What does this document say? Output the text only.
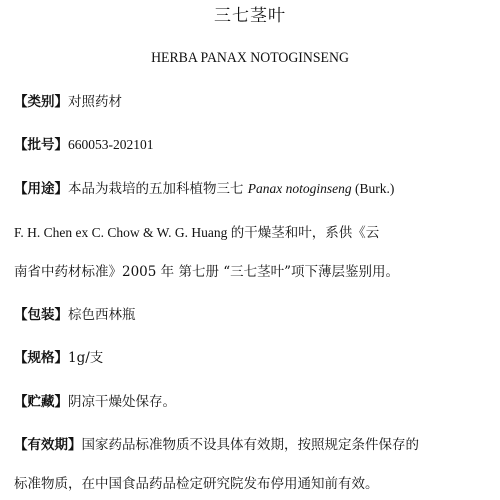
三七茎叶
HERBA PANAX NOTOGINSENG
【类别】对照药材
【批号】660053-202101
【用途】本品为栽培的五加科植物三七 Panax notoginseng (Burk.)
F. H. Chen ex C. Chow & W. G. Huang 的干燥茎和叶，系供《云
南省中药材标准》2005 年 第七册 “三七茎叶”项下薄层鉴别用。
【包装】棕色西林瓶
【规格】1g/支
【贮藏】阴凉干燥处保存。
【有效期】国家药品标准物质不设具体有效期，按照规定条件保存的
标准物质，在中国食品药品检定研究院发布停用通知前有效。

■ GOAL ■
Reproduce all of the data exactly; the pictures do not belong in the copy.

■ SOLVED PROBLEM ■
What does this document say? Output the text only.
三七茎叶
HERBA PANAX NOTOGINSENG
【类别】对照药材
【批号】660053-202101
【用途】本品为栽培的五加科植物三七 Panax notoginseng (Burk.)
F. H. Chen ex C. Chow & W. G. Huang 的干燥茎和叶，系供《云
南省中药材标准》2005 年 第七册 “三七茎叶”项下薄层鉴别用。
【包装】棕色西林瓶
【规格】1g/支
【贮藏】阴凉干燥处保存。
【有效期】国家药品标准物质不设具体有效期，按照规定条件保存的
标准物质，在中国食品药品检定研究院发布停用通知前有效。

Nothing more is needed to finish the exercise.